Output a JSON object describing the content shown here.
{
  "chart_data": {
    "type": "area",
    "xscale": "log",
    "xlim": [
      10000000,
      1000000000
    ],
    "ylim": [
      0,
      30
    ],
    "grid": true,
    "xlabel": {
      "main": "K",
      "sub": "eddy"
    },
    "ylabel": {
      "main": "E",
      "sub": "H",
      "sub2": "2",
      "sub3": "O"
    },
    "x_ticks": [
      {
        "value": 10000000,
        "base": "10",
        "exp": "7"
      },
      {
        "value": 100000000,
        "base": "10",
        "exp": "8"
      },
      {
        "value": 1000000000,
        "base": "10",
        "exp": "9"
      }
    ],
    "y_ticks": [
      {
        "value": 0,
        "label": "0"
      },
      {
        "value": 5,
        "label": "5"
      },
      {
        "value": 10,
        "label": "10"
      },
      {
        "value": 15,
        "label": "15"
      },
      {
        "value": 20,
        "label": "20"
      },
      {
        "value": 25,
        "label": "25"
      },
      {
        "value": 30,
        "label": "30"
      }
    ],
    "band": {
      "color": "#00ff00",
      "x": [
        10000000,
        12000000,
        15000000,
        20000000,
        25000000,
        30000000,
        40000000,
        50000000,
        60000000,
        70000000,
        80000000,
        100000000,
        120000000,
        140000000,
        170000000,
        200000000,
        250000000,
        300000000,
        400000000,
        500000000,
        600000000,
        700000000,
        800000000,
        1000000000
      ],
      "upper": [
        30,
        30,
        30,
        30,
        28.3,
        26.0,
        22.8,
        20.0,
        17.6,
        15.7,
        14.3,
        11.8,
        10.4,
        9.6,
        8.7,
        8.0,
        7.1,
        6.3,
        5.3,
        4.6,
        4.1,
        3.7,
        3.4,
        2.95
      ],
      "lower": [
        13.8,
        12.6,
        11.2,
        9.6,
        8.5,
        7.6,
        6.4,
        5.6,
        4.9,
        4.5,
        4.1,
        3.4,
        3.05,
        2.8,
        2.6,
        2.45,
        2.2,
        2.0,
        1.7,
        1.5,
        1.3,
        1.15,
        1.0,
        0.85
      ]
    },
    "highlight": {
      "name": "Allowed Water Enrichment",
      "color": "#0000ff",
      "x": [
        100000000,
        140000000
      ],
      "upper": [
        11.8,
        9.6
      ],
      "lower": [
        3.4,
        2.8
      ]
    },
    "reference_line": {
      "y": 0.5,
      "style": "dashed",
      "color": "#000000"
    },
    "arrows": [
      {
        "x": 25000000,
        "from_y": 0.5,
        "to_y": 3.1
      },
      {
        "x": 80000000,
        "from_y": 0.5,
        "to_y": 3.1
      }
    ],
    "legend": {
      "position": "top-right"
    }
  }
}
──────────────────────────────
» **WHAT IS REQUIRED**
Gather all lines of the records that include the word "color".

» **TASK RESULT**
      "color": "#00ff00",
      "color": "#0000ff",
      "color": "#000000"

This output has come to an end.